**Goal**
For each line below that includes the word "your", make a copy.

**Record set**
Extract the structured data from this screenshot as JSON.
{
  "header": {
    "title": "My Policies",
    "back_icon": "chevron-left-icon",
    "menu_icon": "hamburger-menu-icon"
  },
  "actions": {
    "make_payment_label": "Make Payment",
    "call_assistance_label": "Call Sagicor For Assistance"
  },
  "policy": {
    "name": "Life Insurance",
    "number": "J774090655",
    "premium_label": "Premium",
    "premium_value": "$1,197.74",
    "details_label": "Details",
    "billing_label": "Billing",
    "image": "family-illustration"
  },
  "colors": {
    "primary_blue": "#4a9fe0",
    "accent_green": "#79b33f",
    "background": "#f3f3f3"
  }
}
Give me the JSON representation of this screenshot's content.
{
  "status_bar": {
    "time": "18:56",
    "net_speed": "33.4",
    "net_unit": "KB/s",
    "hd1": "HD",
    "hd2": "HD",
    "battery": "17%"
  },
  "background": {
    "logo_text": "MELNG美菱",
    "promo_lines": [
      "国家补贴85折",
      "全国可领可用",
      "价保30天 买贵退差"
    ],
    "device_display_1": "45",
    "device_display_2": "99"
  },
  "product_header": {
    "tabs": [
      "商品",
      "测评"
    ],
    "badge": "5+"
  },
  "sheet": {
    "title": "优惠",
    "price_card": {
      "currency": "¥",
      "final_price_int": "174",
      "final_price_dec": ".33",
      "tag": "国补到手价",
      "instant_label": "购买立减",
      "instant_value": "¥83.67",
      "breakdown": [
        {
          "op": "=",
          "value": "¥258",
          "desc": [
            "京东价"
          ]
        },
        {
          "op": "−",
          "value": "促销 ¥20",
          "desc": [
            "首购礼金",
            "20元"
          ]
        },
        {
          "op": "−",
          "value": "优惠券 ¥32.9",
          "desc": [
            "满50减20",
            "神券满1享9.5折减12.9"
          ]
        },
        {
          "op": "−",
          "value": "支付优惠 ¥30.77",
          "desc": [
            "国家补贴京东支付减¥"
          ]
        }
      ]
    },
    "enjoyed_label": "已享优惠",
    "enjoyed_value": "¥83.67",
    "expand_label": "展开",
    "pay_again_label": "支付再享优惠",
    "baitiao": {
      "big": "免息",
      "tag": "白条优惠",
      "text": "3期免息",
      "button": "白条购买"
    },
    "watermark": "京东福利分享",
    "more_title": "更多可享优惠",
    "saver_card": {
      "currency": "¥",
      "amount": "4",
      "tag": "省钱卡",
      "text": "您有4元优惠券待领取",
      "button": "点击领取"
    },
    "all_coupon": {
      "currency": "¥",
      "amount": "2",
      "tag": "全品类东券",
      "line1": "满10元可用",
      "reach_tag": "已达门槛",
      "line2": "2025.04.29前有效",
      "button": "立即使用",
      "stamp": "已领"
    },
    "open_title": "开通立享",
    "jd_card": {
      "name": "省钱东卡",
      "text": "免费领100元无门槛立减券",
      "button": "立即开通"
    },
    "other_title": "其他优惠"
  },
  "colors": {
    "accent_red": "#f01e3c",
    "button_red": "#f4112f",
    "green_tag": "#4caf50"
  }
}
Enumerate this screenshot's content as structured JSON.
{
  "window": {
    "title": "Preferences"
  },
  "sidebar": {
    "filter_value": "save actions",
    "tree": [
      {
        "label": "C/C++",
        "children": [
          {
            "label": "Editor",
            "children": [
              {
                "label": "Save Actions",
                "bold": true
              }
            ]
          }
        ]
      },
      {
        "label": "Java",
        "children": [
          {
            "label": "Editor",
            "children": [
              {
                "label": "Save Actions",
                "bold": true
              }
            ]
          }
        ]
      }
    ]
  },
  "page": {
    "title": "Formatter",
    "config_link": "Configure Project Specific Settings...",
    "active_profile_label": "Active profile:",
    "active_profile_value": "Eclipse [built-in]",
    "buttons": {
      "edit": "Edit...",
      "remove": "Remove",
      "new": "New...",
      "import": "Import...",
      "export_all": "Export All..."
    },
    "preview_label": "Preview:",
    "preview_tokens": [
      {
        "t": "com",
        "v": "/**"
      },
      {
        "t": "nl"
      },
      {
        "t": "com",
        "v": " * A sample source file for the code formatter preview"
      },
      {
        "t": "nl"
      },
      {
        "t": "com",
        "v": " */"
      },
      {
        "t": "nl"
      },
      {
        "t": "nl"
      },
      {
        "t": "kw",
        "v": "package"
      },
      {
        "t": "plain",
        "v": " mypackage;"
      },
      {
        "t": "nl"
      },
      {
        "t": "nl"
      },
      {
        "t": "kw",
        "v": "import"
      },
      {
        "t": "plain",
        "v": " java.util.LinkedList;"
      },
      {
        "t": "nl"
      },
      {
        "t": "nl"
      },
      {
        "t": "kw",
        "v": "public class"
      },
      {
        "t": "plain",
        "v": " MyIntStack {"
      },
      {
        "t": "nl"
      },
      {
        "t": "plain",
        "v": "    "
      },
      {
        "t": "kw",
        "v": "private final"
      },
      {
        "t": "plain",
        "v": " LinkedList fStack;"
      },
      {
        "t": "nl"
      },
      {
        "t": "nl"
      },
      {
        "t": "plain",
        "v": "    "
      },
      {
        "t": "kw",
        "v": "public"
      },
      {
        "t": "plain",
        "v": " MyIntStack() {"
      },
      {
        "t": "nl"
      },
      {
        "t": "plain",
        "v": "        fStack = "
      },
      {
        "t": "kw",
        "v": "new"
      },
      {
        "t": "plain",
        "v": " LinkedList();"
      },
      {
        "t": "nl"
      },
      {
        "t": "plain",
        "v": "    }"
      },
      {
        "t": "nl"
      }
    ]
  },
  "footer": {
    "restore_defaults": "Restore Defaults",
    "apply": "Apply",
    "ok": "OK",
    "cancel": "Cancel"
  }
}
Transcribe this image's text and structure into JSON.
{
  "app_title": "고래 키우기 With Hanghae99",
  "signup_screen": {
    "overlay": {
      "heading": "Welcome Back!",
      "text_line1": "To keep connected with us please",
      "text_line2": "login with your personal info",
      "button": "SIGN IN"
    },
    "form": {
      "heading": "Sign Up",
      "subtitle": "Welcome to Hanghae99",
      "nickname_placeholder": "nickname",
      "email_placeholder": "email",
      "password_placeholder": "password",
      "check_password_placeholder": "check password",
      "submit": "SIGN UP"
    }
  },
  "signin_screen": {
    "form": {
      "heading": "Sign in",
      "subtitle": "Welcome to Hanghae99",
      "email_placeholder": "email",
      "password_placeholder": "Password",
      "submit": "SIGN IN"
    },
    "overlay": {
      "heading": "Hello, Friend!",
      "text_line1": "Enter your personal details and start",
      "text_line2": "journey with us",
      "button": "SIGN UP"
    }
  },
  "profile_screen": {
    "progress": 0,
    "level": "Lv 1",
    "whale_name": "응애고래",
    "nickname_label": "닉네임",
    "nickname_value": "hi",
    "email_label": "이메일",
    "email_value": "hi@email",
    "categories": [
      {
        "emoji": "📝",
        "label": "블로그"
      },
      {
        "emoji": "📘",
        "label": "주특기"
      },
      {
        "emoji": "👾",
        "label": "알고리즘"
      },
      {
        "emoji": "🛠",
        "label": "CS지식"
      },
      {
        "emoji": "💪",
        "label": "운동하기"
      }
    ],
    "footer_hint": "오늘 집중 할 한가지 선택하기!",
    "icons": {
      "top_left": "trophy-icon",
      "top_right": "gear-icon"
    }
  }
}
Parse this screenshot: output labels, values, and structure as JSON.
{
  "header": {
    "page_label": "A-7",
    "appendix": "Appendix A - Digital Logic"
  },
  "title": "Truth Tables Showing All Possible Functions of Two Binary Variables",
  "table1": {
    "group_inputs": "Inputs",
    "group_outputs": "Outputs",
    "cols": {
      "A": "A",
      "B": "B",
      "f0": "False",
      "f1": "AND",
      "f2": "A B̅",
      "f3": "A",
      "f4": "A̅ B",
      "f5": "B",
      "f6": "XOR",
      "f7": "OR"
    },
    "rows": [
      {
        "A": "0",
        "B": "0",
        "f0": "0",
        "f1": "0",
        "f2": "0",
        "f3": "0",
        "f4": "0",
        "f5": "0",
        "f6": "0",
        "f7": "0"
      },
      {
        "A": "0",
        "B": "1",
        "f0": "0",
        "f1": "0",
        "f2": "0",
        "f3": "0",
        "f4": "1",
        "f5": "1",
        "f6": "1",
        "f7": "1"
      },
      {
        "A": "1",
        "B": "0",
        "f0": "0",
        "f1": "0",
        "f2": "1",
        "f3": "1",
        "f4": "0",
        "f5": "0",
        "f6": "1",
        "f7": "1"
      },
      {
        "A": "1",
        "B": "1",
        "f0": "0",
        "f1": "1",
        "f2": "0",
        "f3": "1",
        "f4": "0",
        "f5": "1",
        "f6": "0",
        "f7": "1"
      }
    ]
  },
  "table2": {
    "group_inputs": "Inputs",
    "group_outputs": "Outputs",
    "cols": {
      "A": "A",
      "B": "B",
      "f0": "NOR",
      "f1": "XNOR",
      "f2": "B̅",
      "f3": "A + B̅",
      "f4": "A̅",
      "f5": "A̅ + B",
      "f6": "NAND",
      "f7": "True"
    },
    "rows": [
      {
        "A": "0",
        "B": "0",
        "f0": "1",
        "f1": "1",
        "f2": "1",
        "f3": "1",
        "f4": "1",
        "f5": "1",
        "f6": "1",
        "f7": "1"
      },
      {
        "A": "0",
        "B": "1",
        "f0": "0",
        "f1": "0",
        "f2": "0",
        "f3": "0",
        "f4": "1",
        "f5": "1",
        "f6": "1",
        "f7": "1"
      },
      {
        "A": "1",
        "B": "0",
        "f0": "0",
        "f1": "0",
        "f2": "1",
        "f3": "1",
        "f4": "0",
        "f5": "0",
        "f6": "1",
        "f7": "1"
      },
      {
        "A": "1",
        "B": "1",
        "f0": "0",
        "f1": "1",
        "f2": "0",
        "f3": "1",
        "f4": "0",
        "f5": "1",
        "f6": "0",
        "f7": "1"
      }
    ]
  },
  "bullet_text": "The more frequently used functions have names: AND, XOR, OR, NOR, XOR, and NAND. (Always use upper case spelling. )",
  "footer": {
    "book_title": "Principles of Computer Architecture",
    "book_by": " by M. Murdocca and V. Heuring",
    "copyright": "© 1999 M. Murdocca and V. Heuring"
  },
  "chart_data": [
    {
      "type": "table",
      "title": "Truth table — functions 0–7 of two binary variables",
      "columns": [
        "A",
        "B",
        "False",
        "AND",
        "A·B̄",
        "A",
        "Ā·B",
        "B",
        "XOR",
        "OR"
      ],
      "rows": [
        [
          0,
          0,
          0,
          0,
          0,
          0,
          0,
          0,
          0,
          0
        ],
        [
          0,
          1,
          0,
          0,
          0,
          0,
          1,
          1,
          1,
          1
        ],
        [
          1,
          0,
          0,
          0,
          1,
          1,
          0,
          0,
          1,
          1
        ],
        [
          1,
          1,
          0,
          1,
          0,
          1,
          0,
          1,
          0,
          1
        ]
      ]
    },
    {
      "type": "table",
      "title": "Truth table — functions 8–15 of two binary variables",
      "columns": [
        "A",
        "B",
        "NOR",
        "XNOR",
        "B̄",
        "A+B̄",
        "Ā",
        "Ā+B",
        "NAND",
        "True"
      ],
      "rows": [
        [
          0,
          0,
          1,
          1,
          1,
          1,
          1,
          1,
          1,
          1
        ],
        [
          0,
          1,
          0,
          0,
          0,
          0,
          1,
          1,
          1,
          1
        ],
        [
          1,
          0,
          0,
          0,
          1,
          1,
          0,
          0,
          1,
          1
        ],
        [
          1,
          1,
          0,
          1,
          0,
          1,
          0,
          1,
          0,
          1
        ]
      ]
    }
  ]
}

**Correct response**
      "text_line2": "login with your personal info",
      "text_line1": "Enter your personal details and start",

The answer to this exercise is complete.